§ **THE REQUEST**: Quote the records in full and leave their pictures out.

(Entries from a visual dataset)
** START **
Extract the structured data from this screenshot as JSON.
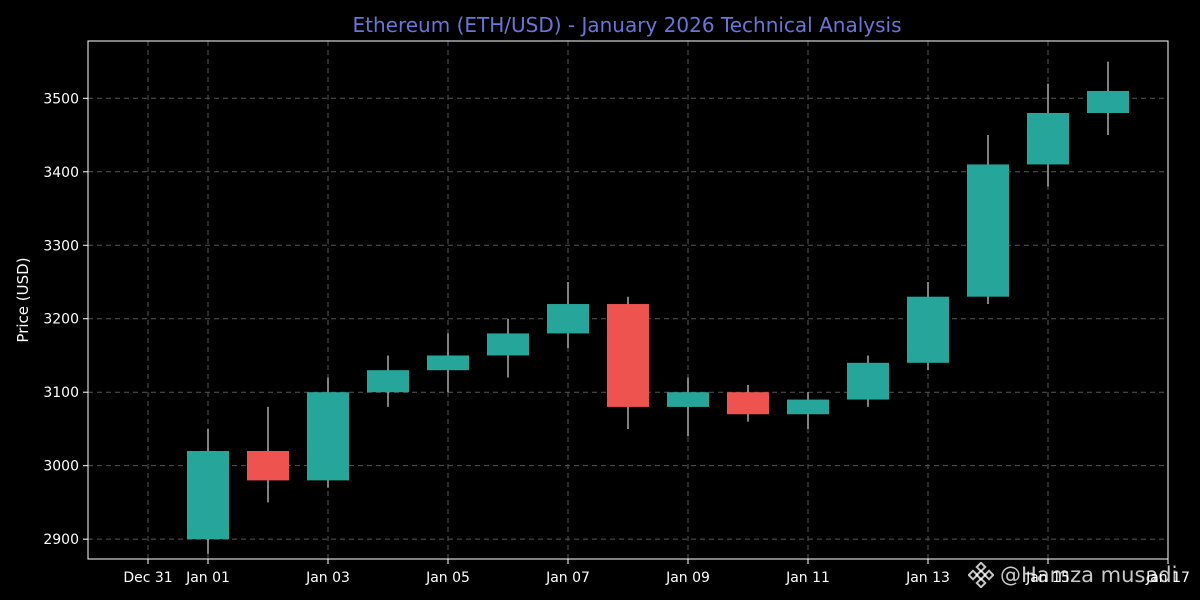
{
  "chart_data": {
    "type": "candlestick",
    "title": "Ethereum (ETH/USD) - January 2026 Technical Analysis",
    "xlabel": "",
    "ylabel": "Price (USD)",
    "ylim": [
      2873,
      3578
    ],
    "yticks": [
      2900,
      3000,
      3100,
      3200,
      3300,
      3400,
      3500
    ],
    "xlim": [
      "2025-12-30",
      "2026-01-17"
    ],
    "xticks": [
      {
        "date": "2025-12-31",
        "label": "Dec 31"
      },
      {
        "date": "2026-01-01",
        "label": "Jan 01"
      },
      {
        "date": "2026-01-03",
        "label": "Jan 03"
      },
      {
        "date": "2026-01-05",
        "label": "Jan 05"
      },
      {
        "date": "2026-01-07",
        "label": "Jan 07"
      },
      {
        "date": "2026-01-09",
        "label": "Jan 09"
      },
      {
        "date": "2026-01-11",
        "label": "Jan 11"
      },
      {
        "date": "2026-01-13",
        "label": "Jan 13"
      },
      {
        "date": "2026-01-15",
        "label": "Jan 15"
      },
      {
        "date": "2026-01-17",
        "label": "Jan 17"
      }
    ],
    "grid": true,
    "colors": {
      "up": "#26a69a",
      "down": "#ef5350",
      "wick": "#ffffff",
      "title": "#6c73d8",
      "background": "#000000",
      "axis": "#ffffff",
      "grid": "#555555"
    },
    "candles": [
      {
        "date": "2026-01-01",
        "open": 2900,
        "high": 3050,
        "low": 2880,
        "close": 3020
      },
      {
        "date": "2026-01-02",
        "open": 3020,
        "high": 3080,
        "low": 2950,
        "close": 2980
      },
      {
        "date": "2026-01-03",
        "open": 2980,
        "high": 3120,
        "low": 2970,
        "close": 3100
      },
      {
        "date": "2026-01-04",
        "open": 3100,
        "high": 3150,
        "low": 3080,
        "close": 3130
      },
      {
        "date": "2026-01-05",
        "open": 3130,
        "high": 3180,
        "low": 3100,
        "close": 3150
      },
      {
        "date": "2026-01-06",
        "open": 3150,
        "high": 3200,
        "low": 3120,
        "close": 3180
      },
      {
        "date": "2026-01-07",
        "open": 3180,
        "high": 3250,
        "low": 3160,
        "close": 3220
      },
      {
        "date": "2026-01-08",
        "open": 3220,
        "high": 3230,
        "low": 3050,
        "close": 3080
      },
      {
        "date": "2026-01-09",
        "open": 3080,
        "high": 3120,
        "low": 3040,
        "close": 3100
      },
      {
        "date": "2026-01-10",
        "open": 3100,
        "high": 3110,
        "low": 3060,
        "close": 3070
      },
      {
        "date": "2026-01-11",
        "open": 3070,
        "high": 3100,
        "low": 3050,
        "close": 3090
      },
      {
        "date": "2026-01-12",
        "open": 3090,
        "high": 3150,
        "low": 3080,
        "close": 3140
      },
      {
        "date": "2026-01-13",
        "open": 3140,
        "high": 3250,
        "low": 3130,
        "close": 3230
      },
      {
        "date": "2026-01-14",
        "open": 3230,
        "high": 3450,
        "low": 3220,
        "close": 3410
      },
      {
        "date": "2026-01-15",
        "open": 3410,
        "high": 3520,
        "low": 3380,
        "close": 3480
      },
      {
        "date": "2026-01-16",
        "open": 3480,
        "high": 3550,
        "low": 3450,
        "close": 3510
      }
    ]
  },
  "watermark": {
    "icon": "binance-logo-icon",
    "text": "@Hamza musadi"
  }
}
** END **
§ **REPLY**:
Extract the structured data from this screenshot as JSON.
{
  "chart_data": {
    "type": "candlestick",
    "title": "Ethereum (ETH/USD) - January 2026 Technical Analysis",
    "xlabel": "",
    "ylabel": "Price (USD)",
    "ylim": [
      2873,
      3578
    ],
    "yticks": [
      2900,
      3000,
      3100,
      3200,
      3300,
      3400,
      3500
    ],
    "xlim": [
      "2025-12-30",
      "2026-01-17"
    ],
    "xticks": [
      {
        "date": "2025-12-31",
        "label": "Dec 31"
      },
      {
        "date": "2026-01-01",
        "label": "Jan 01"
      },
      {
        "date": "2026-01-03",
        "label": "Jan 03"
      },
      {
        "date": "2026-01-05",
        "label": "Jan 05"
      },
      {
        "date": "2026-01-07",
        "label": "Jan 07"
      },
      {
        "date": "2026-01-09",
        "label": "Jan 09"
      },
      {
        "date": "2026-01-11",
        "label": "Jan 11"
      },
      {
        "date": "2026-01-13",
        "label": "Jan 13"
      },
      {
        "date": "2026-01-15",
        "label": "Jan 15"
      },
      {
        "date": "2026-01-17",
        "label": "Jan 17"
      }
    ],
    "grid": true,
    "colors": {
      "up": "#26a69a",
      "down": "#ef5350",
      "wick": "#ffffff",
      "title": "#6c73d8",
      "background": "#000000",
      "axis": "#ffffff",
      "grid": "#555555"
    },
    "candles": [
      {
        "date": "2026-01-01",
        "open": 2900,
        "high": 3050,
        "low": 2880,
        "close": 3020
      },
      {
        "date": "2026-01-02",
        "open": 3020,
        "high": 3080,
        "low": 2950,
        "close": 2980
      },
      {
        "date": "2026-01-03",
        "open": 2980,
        "high": 3120,
        "low": 2970,
        "close": 3100
      },
      {
        "date": "2026-01-04",
        "open": 3100,
        "high": 3150,
        "low": 3080,
        "close": 3130
      },
      {
        "date": "2026-01-05",
        "open": 3130,
        "high": 3180,
        "low": 3100,
        "close": 3150
      },
      {
        "date": "2026-01-06",
        "open": 3150,
        "high": 3200,
        "low": 3120,
        "close": 3180
      },
      {
        "date": "2026-01-07",
        "open": 3180,
        "high": 3250,
        "low": 3160,
        "close": 3220
      },
      {
        "date": "2026-01-08",
        "open": 3220,
        "high": 3230,
        "low": 3050,
        "close": 3080
      },
      {
        "date": "2026-01-09",
        "open": 3080,
        "high": 3120,
        "low": 3040,
        "close": 3100
      },
      {
        "date": "2026-01-10",
        "open": 3100,
        "high": 3110,
        "low": 3060,
        "close": 3070
      },
      {
        "date": "2026-01-11",
        "open": 3070,
        "high": 3100,
        "low": 3050,
        "close": 3090
      },
      {
        "date": "2026-01-12",
        "open": 3090,
        "high": 3150,
        "low": 3080,
        "close": 3140
      },
      {
        "date": "2026-01-13",
        "open": 3140,
        "high": 3250,
        "low": 3130,
        "close": 3230
      },
      {
        "date": "2026-01-14",
        "open": 3230,
        "high": 3450,
        "low": 3220,
        "close": 3410
      },
      {
        "date": "2026-01-15",
        "open": 3410,
        "high": 3520,
        "low": 3380,
        "close": 3480
      },
      {
        "date": "2026-01-16",
        "open": 3480,
        "high": 3550,
        "low": 3450,
        "close": 3510
      }
    ]
  },
  "watermark": {
    "icon": "binance-logo-icon",
    "text": "@Hamza musadi"
  }
}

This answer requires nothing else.